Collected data
::::
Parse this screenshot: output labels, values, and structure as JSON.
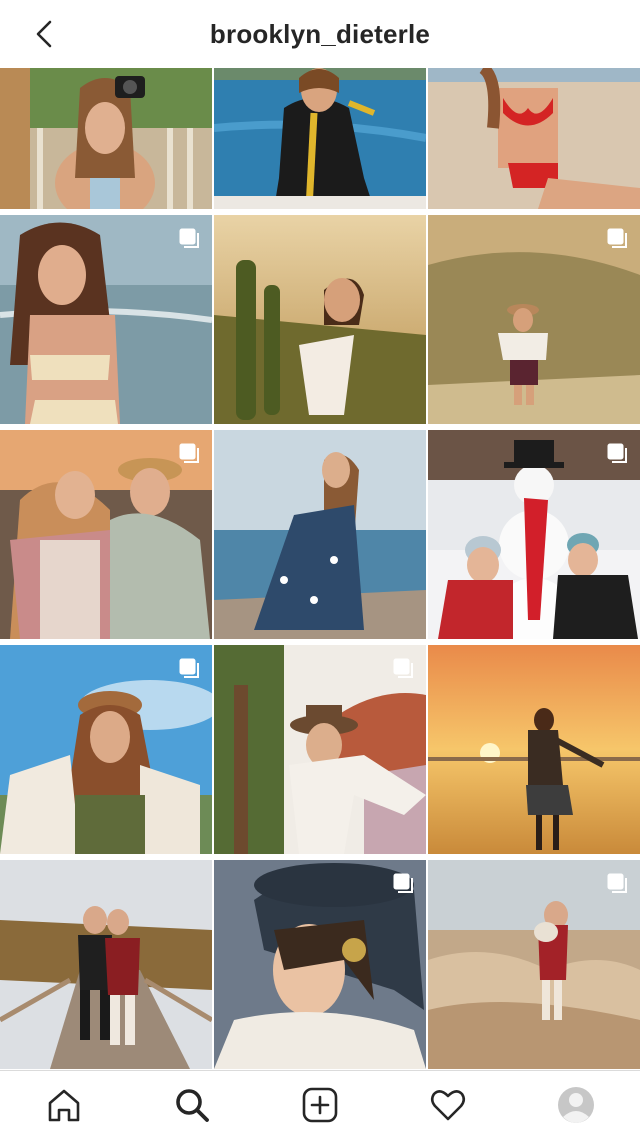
{
  "header": {
    "username": "brooklyn_dieterle",
    "back_icon": "chevron-left-icon"
  },
  "grid": {
    "tiles": [
      {
        "id": 1,
        "scene": "girl-with-camera-by-fence",
        "multiple": false
      },
      {
        "id": 2,
        "scene": "girl-in-wetsuit-by-lake",
        "multiple": false
      },
      {
        "id": 3,
        "scene": "girl-in-red-bikini-on-beach",
        "multiple": false
      },
      {
        "id": 4,
        "scene": "girl-at-ocean-shore",
        "multiple": true
      },
      {
        "id": 5,
        "scene": "girl-with-cactus-at-sunset",
        "multiple": false
      },
      {
        "id": 6,
        "scene": "girl-in-hat-in-desert",
        "multiple": true
      },
      {
        "id": 7,
        "scene": "two-girls-at-sunset-coast",
        "multiple": true
      },
      {
        "id": 8,
        "scene": "girl-in-dress-on-rocks",
        "multiple": false
      },
      {
        "id": 9,
        "scene": "two-girls-with-snowman",
        "multiple": true
      },
      {
        "id": 10,
        "scene": "girl-in-hat-blue-sky",
        "multiple": true
      },
      {
        "id": 11,
        "scene": "girl-in-hat-by-tree",
        "multiple": true
      },
      {
        "id": 12,
        "scene": "girl-on-beach-at-sunset",
        "multiple": false
      },
      {
        "id": 13,
        "scene": "two-girls-on-boardwalk",
        "multiple": false
      },
      {
        "id": 14,
        "scene": "pirate-costume-portrait",
        "multiple": true
      },
      {
        "id": 15,
        "scene": "girl-with-dog-on-rocks",
        "multiple": true
      }
    ]
  },
  "tabbar": {
    "items": [
      {
        "name": "home",
        "icon": "home-icon"
      },
      {
        "name": "search",
        "icon": "search-icon",
        "active": true
      },
      {
        "name": "new-post",
        "icon": "plus-square-icon"
      },
      {
        "name": "activity",
        "icon": "heart-icon"
      },
      {
        "name": "profile",
        "icon": "avatar-icon"
      }
    ]
  }
}
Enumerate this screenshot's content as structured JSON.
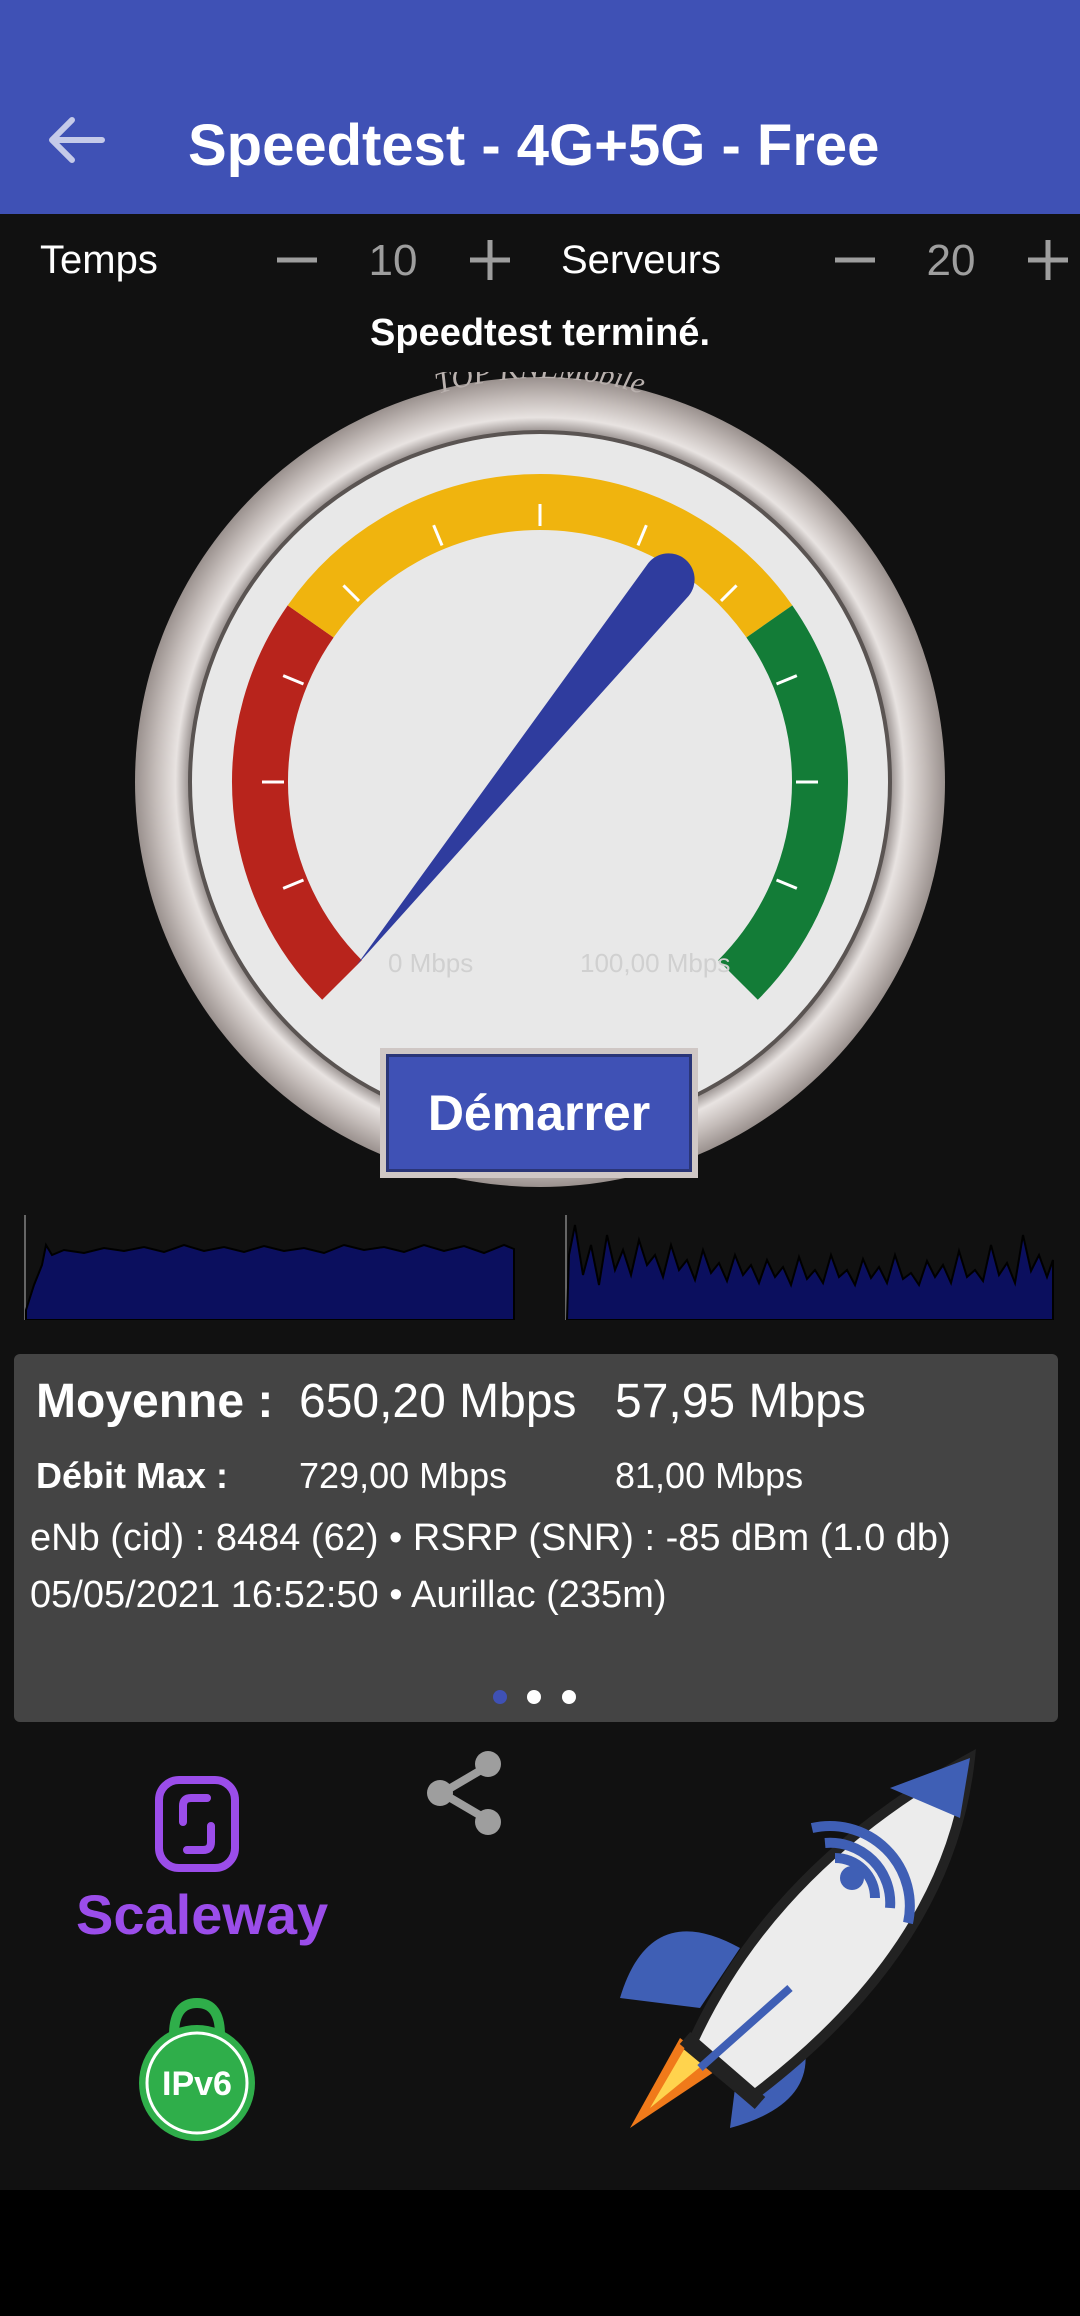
{
  "appbar": {
    "title": "Speedtest - 4G+5G - Free",
    "back_icon": "arrow-left-icon"
  },
  "controls": {
    "time_label": "Temps",
    "time_value": "10",
    "servers_label": "Serveurs",
    "servers_value": "20"
  },
  "status": "Speedtest terminé.",
  "gauge": {
    "brand_text": "TOP KNEMobile",
    "min_label": "0 Mbps",
    "max_label": "100,00 Mbps",
    "level_fraction": 0.62,
    "colors": {
      "low": "#b8241c",
      "mid": "#f0b40e",
      "high": "#137c37",
      "needle": "#2f3c9e"
    }
  },
  "start_button": "Démarrer",
  "results": {
    "average_label": "Moyenne :",
    "average_download": "650,20 Mbps",
    "average_upload": "57,95 Mbps",
    "max_label": "Débit Max :",
    "max_download": "729,00 Mbps",
    "max_upload": "81,00 Mbps",
    "cell_info": "eNb (cid) : 8484 (62)  •  RSRP (SNR) : -85 dBm (1.0 db)",
    "time_location": "05/05/2021 16:52:50  •  Aurillac (235m)",
    "pages": 3,
    "active_page": 0
  },
  "logos": {
    "scaleway": "Scaleway",
    "ipv6": "IPv6"
  },
  "colors": {
    "appbar": "#3f51b5",
    "panel": "#444444",
    "background": "#111111",
    "graph_fill": "#0b0f5e"
  }
}
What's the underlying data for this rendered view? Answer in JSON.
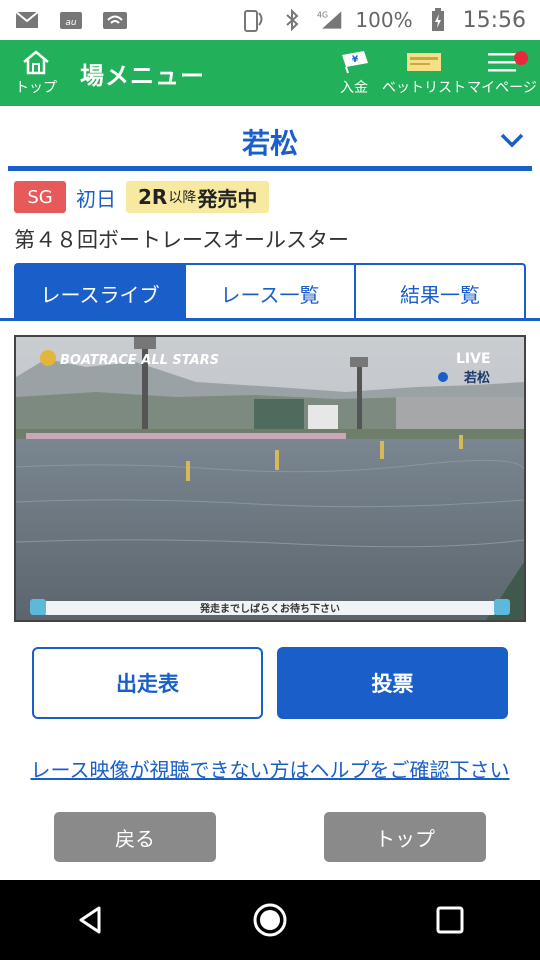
::::
Exactly as they appear, repeat the lines from the one containing "Enumerate this screenshot's" through the last line of the entries, counting both ends. Pictures stay out.

Answer for this exercise
Enumerate this screenshot's content as structured JSON.
{
  "appbar": {
    "title": "Speedtest - 4G+5G - Free",
    "back_icon": "arrow-left-icon"
  },
  "controls": {
    "time_label": "Temps",
    "time_value": "10",
    "servers_label": "Serveurs",
    "servers_value": "20"
  },
  "status": "Speedtest terminé.",
  "gauge": {
    "brand_text": "TOP KNEMobile",
    "min_label": "0 Mbps",
    "max_label": "100,00 Mbps",
    "level_fraction": 0.62,
    "colors": {
      "low": "#b8241c",
      "mid": "#f0b40e",
      "high": "#137c37",
      "needle": "#2f3c9e"
    }
  },
  "start_button": "Démarrer",
  "results": {
    "average_label": "Moyenne :",
    "average_download": "650,20 Mbps",
    "average_upload": "57,95 Mbps",
    "max_label": "Débit Max :",
    "max_download": "729,00 Mbps",
    "max_upload": "81,00 Mbps",
    "cell_info": "eNb (cid) : 8484 (62)  •  RSRP (SNR) : -85 dBm (1.0 db)",
    "time_location": "05/05/2021 16:52:50  •  Aurillac (235m)",
    "pages": 3,
    "active_page": 0
  },
  "logos": {
    "scaleway": "Scaleway",
    "ipv6": "IPv6"
  },
  "colors": {
    "appbar": "#3f51b5",
    "panel": "#444444",
    "background": "#111111",
    "graph_fill": "#0b0f5e"
  }
}
What's the underlying data for this rendered view? Answer in JSON.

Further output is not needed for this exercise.